_Work to complete_:
Copy out every line of the rows below, unchanged. Leave the pictures out of your answer.
=== Records supplied ===
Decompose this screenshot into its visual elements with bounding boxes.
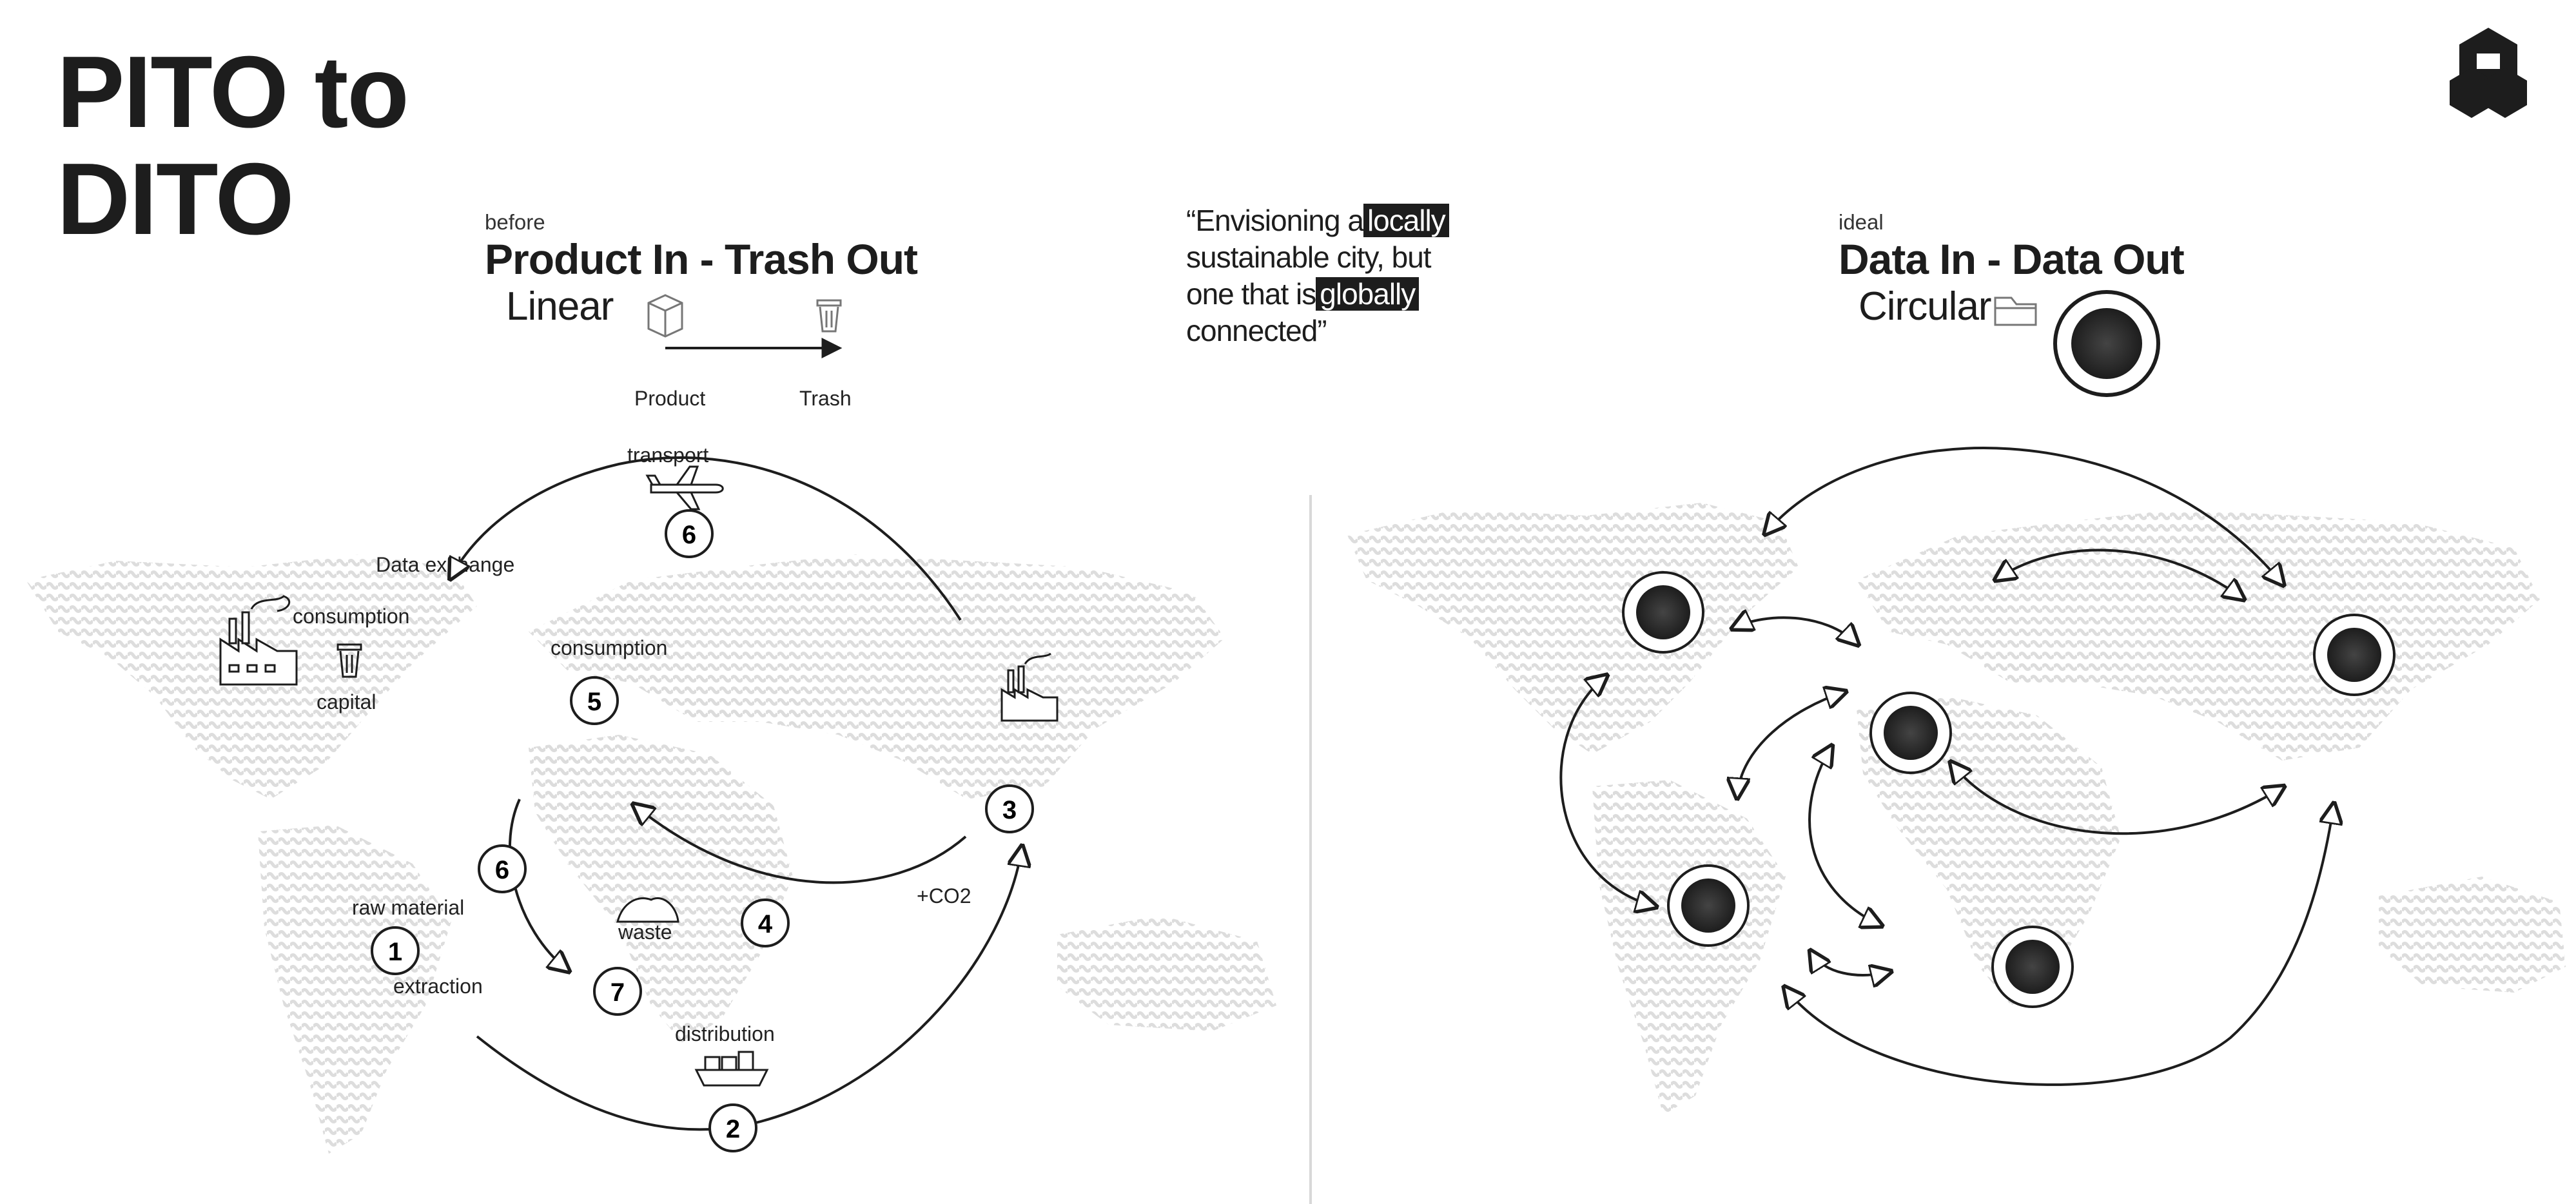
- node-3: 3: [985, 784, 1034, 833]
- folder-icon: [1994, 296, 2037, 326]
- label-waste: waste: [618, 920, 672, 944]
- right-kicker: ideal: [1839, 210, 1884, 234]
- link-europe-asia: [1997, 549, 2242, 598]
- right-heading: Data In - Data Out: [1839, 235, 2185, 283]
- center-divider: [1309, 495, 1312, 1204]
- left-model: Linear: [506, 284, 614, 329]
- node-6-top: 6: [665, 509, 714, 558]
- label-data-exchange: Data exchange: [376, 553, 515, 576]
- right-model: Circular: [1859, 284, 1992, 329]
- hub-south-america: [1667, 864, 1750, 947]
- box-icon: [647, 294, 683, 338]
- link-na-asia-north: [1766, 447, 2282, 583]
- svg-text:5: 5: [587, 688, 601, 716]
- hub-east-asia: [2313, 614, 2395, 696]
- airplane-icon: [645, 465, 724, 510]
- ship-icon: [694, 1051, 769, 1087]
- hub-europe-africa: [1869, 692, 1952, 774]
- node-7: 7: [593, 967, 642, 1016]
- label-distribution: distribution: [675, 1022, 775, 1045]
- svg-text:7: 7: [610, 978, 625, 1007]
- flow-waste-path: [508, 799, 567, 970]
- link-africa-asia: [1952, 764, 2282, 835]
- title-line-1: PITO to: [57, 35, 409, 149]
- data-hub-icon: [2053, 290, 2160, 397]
===
_Correct output_:
Decompose this screenshot into its visual elements with bounding boxes.
- node-3: 3: [985, 784, 1034, 833]
- folder-icon: [1994, 296, 2037, 326]
- label-waste: waste: [618, 920, 672, 944]
- right-kicker: ideal: [1839, 210, 1884, 234]
- link-europe-asia: [1997, 549, 2242, 598]
- right-heading: Data In - Data Out: [1839, 235, 2185, 283]
- center-divider: [1309, 495, 1312, 1204]
- left-model: Linear: [506, 284, 614, 329]
- node-6-top: 6: [665, 509, 714, 558]
- label-data-exchange: Data exchange: [376, 553, 515, 576]
- right-model: Circular: [1859, 284, 1992, 329]
- hub-south-america: [1667, 864, 1750, 947]
- box-icon: [647, 294, 683, 338]
- link-na-asia-north: [1766, 447, 2282, 583]
- svg-text:5: 5: [587, 688, 601, 716]
- hub-east-asia: [2313, 614, 2395, 696]
- airplane-icon: [645, 465, 724, 510]
- ship-icon: [694, 1051, 769, 1087]
- hub-europe-africa: [1869, 692, 1952, 774]
- node-7: 7: [593, 967, 642, 1016]
- label-distribution: distribution: [675, 1022, 775, 1045]
- svg-text:7: 7: [610, 978, 625, 1007]
- flow-waste-path: [508, 799, 567, 970]
- link-africa-asia: [1952, 764, 2282, 835]
- title-line-1: PITO to: [57, 35, 409, 149]
- data-hub-icon: [2053, 290, 2160, 397]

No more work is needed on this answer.